Print all records exactly, leaving nothing out.

(Data records)
= = = = =
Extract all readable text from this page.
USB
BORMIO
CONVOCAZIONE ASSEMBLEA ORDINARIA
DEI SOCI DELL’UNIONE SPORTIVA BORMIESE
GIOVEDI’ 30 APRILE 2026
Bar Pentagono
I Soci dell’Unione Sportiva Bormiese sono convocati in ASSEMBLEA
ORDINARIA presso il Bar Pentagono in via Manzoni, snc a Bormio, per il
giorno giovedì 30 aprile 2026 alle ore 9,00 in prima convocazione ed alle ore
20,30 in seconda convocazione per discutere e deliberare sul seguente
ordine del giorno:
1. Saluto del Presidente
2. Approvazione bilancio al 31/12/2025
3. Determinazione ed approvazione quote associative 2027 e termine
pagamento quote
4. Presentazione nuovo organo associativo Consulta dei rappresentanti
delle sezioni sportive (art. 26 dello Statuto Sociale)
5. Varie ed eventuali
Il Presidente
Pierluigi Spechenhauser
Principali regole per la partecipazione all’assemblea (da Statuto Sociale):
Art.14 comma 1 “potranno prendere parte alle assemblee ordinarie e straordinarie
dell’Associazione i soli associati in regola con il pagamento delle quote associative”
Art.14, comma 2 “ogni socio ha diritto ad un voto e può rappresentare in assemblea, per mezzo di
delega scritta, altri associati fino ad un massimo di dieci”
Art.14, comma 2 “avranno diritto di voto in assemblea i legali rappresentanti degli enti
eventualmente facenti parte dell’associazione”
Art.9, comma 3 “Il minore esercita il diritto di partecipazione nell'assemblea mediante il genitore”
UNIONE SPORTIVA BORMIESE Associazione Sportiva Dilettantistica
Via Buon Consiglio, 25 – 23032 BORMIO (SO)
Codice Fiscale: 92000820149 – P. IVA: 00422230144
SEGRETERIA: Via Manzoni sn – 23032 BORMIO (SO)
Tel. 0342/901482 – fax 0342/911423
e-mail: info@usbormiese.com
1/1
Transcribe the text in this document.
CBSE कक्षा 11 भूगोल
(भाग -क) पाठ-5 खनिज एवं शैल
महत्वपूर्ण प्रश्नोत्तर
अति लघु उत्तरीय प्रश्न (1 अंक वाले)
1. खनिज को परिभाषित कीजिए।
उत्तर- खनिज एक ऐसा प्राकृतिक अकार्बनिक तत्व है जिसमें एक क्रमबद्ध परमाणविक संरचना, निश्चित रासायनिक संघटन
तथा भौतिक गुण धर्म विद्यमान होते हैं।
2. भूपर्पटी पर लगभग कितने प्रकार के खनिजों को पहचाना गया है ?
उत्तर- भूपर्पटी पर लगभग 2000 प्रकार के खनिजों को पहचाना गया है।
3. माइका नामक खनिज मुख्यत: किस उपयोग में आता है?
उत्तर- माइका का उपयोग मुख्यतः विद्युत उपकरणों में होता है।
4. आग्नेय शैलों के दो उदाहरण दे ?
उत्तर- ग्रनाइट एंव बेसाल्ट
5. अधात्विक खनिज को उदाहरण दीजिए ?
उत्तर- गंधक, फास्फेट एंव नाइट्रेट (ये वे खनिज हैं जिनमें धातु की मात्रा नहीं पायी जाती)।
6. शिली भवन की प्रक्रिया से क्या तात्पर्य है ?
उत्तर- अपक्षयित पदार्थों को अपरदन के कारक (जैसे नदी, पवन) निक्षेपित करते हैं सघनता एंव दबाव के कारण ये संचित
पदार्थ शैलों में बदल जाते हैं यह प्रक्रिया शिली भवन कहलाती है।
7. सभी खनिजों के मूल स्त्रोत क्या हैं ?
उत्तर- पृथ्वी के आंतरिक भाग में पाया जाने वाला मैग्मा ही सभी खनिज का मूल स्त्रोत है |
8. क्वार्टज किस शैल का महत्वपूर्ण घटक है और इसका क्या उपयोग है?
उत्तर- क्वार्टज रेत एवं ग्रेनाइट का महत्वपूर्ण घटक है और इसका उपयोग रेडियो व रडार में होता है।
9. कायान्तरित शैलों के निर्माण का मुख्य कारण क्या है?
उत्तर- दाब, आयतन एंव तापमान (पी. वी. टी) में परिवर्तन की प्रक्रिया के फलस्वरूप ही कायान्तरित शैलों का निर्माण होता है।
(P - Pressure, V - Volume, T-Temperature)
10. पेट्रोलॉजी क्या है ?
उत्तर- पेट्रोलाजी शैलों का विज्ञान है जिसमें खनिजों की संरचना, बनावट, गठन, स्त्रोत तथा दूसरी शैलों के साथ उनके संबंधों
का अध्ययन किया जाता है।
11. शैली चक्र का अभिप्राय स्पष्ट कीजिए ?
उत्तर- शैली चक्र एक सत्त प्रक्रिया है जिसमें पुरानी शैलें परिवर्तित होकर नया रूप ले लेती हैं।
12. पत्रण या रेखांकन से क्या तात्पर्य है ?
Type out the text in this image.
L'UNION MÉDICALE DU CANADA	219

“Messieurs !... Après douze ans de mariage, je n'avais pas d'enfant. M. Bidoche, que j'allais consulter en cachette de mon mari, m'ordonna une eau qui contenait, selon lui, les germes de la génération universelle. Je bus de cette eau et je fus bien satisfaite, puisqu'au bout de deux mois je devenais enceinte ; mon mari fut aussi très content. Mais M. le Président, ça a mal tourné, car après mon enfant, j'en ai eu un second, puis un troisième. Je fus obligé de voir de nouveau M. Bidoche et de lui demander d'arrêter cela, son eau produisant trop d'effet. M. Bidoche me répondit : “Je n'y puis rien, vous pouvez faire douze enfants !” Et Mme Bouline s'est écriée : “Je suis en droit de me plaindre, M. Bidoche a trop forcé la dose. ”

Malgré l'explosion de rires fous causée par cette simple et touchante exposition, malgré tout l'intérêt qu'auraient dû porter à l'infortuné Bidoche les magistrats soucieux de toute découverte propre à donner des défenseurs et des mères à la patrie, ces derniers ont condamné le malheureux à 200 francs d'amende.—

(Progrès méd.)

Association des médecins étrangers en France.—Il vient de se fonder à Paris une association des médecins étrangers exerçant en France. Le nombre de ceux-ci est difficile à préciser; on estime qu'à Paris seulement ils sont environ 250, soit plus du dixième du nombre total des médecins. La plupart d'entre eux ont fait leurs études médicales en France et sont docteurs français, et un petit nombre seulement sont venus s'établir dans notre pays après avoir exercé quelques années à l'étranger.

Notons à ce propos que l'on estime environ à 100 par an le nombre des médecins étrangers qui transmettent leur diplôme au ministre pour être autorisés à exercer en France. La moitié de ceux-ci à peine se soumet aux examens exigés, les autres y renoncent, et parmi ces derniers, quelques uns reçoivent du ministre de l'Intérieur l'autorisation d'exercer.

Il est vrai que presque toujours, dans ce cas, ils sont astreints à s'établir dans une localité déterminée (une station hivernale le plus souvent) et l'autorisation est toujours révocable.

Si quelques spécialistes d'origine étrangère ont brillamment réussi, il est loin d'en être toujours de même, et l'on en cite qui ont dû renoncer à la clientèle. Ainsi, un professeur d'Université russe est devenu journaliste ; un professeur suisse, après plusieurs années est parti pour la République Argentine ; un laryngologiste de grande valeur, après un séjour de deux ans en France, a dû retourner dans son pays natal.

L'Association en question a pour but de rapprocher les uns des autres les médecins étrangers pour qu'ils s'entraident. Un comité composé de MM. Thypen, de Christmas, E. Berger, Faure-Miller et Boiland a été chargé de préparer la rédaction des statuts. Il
= = = = =
* [The solution]:
Extract all readable text from this page.
USB
BORMIO
CONVOCAZIONE ASSEMBLEA ORDINARIA
DEI SOCI DELL’UNIONE SPORTIVA BORMIESE
GIOVEDI’ 30 APRILE 2026
Bar Pentagono
I Soci dell’Unione Sportiva Bormiese sono convocati in ASSEMBLEA
ORDINARIA presso il Bar Pentagono in via Manzoni, snc a Bormio, per il
giorno giovedì 30 aprile 2026 alle ore 9,00 in prima convocazione ed alle ore
20,30 in seconda convocazione per discutere e deliberare sul seguente
ordine del giorno:
1. Saluto del Presidente
2. Approvazione bilancio al 31/12/2025
3. Determinazione ed approvazione quote associative 2027 e termine
pagamento quote
4. Presentazione nuovo organo associativo Consulta dei rappresentanti
delle sezioni sportive (art. 26 dello Statuto Sociale)
5. Varie ed eventuali
Il Presidente
Pierluigi Spechenhauser
Principali regole per la partecipazione all’assemblea (da Statuto Sociale):
Art.14 comma 1 “potranno prendere parte alle assemblee ordinarie e straordinarie
dell’Associazione i soli associati in regola con il pagamento delle quote associative”
Art.14, comma 2 “ogni socio ha diritto ad un voto e può rappresentare in assemblea, per mezzo di
delega scritta, altri associati fino ad un massimo di dieci”
Art.14, comma 2 “avranno diritto di voto in assemblea i legali rappresentanti degli enti
eventualmente facenti parte dell’associazione”
Art.9, comma 3 “Il minore esercita il diritto di partecipazione nell'assemblea mediante il genitore”
UNIONE SPORTIVA BORMIESE Associazione Sportiva Dilettantistica
Via Buon Consiglio, 25 – 23032 BORMIO (SO)
Codice Fiscale: 92000820149 – P. IVA: 00422230144
SEGRETERIA: Via Manzoni sn – 23032 BORMIO (SO)
Tel. 0342/901482 – fax 0342/911423
e-mail: info@usbormiese.com
1/1
Transcribe the text in this document.
CBSE कक्षा 11 भूगोल
(भाग -क) पाठ-5 खनिज एवं शैल
महत्वपूर्ण प्रश्नोत्तर
अति लघु उत्तरीय प्रश्न (1 अंक वाले)
1. खनिज को परिभाषित कीजिए।
उत्तर- खनिज एक ऐसा प्राकृतिक अकार्बनिक तत्व है जिसमें एक क्रमबद्ध परमाणविक संरचना, निश्चित रासायनिक संघटन
तथा भौतिक गुण धर्म विद्यमान होते हैं।
2. भूपर्पटी पर लगभग कितने प्रकार के खनिजों को पहचाना गया है ?
उत्तर- भूपर्पटी पर लगभग 2000 प्रकार के खनिजों को पहचाना गया है।
3. माइका नामक खनिज मुख्यत: किस उपयोग में आता है?
उत्तर- माइका का उपयोग मुख्यतः विद्युत उपकरणों में होता है।
4. आग्नेय शैलों के दो उदाहरण दे ?
उत्तर- ग्रनाइट एंव बेसाल्ट
5. अधात्विक खनिज को उदाहरण दीजिए ?
उत्तर- गंधक, फास्फेट एंव नाइट्रेट (ये वे खनिज हैं जिनमें धातु की मात्रा नहीं पायी जाती)।
6. शिली भवन की प्रक्रिया से क्या तात्पर्य है ?
उत्तर- अपक्षयित पदार्थों को अपरदन के कारक (जैसे नदी, पवन) निक्षेपित करते हैं सघनता एंव दबाव के कारण ये संचित
पदार्थ शैलों में बदल जाते हैं यह प्रक्रिया शिली भवन कहलाती है।
7. सभी खनिजों के मूल स्त्रोत क्या हैं ?
उत्तर- पृथ्वी के आंतरिक भाग में पाया जाने वाला मैग्मा ही सभी खनिज का मूल स्त्रोत है |
8. क्वार्टज किस शैल का महत्वपूर्ण घटक है और इसका क्या उपयोग है?
उत्तर- क्वार्टज रेत एवं ग्रेनाइट का महत्वपूर्ण घटक है और इसका उपयोग रेडियो व रडार में होता है।
9. कायान्तरित शैलों के निर्माण का मुख्य कारण क्या है?
उत्तर- दाब, आयतन एंव तापमान (पी. वी. टी) में परिवर्तन की प्रक्रिया के फलस्वरूप ही कायान्तरित शैलों का निर्माण होता है।
(P - Pressure, V - Volume, T-Temperature)
10. पेट्रोलॉजी क्या है ?
उत्तर- पेट्रोलाजी शैलों का विज्ञान है जिसमें खनिजों की संरचना, बनावट, गठन, स्त्रोत तथा दूसरी शैलों के साथ उनके संबंधों
का अध्ययन किया जाता है।
11. शैली चक्र का अभिप्राय स्पष्ट कीजिए ?
उत्तर- शैली चक्र एक सत्त प्रक्रिया है जिसमें पुरानी शैलें परिवर्तित होकर नया रूप ले लेती हैं।
12. पत्रण या रेखांकन से क्या तात्पर्य है ?
Type out the text in this image.
L'UNION MÉDICALE DU CANADA	219

“Messieurs !... Après douze ans de mariage, je n'avais pas d'enfant. M. Bidoche, que j'allais consulter en cachette de mon mari, m'ordonna une eau qui contenait, selon lui, les germes de la génération universelle. Je bus de cette eau et je fus bien satisfaite, puisqu'au bout de deux mois je devenais enceinte ; mon mari fut aussi très content. Mais M. le Président, ça a mal tourné, car après mon enfant, j'en ai eu un second, puis un troisième. Je fus obligé de voir de nouveau M. Bidoche et de lui demander d'arrêter cela, son eau produisant trop d'effet. M. Bidoche me répondit : “Je n'y puis rien, vous pouvez faire douze enfants !” Et Mme Bouline s'est écriée : “Je suis en droit de me plaindre, M. Bidoche a trop forcé la dose. ”

Malgré l'explosion de rires fous causée par cette simple et touchante exposition, malgré tout l'intérêt qu'auraient dû porter à l'infortuné Bidoche les magistrats soucieux de toute découverte propre à donner des défenseurs et des mères à la patrie, ces derniers ont condamné le malheureux à 200 francs d'amende.—

(Progrès méd.)

Association des médecins étrangers en France.—Il vient de se fonder à Paris une association des médecins étrangers exerçant en France. Le nombre de ceux-ci est difficile à préciser; on estime qu'à Paris seulement ils sont environ 250, soit plus du dixième du nombre total des médecins. La plupart d'entre eux ont fait leurs études médicales en France et sont docteurs français, et un petit nombre seulement sont venus s'établir dans notre pays après avoir exercé quelques années à l'étranger.

Notons à ce propos que l'on estime environ à 100 par an le nombre des médecins étrangers qui transmettent leur diplôme au ministre pour être autorisés à exercer en France. La moitié de ceux-ci à peine se soumet aux examens exigés, les autres y renoncent, et parmi ces derniers, quelques uns reçoivent du ministre de l'Intérieur l'autorisation d'exercer.

Il est vrai que presque toujours, dans ce cas, ils sont astreints à s'établir dans une localité déterminée (une station hivernale le plus souvent) et l'autorisation est toujours révocable.

Si quelques spécialistes d'origine étrangère ont brillamment réussi, il est loin d'en être toujours de même, et l'on en cite qui ont dû renoncer à la clientèle. Ainsi, un professeur d'Université russe est devenu journaliste ; un professeur suisse, après plusieurs années est parti pour la République Argentine ; un laryngologiste de grande valeur, après un séjour de deux ans en France, a dû retourner dans son pays natal.

L'Association en question a pour but de rapprocher les uns des autres les médecins étrangers pour qu'ils s'entraident. Un comité composé de MM. Thypen, de Christmas, E. Berger, Faure-Miller et Boiland a été chargé de préparer la rédaction des statuts. Il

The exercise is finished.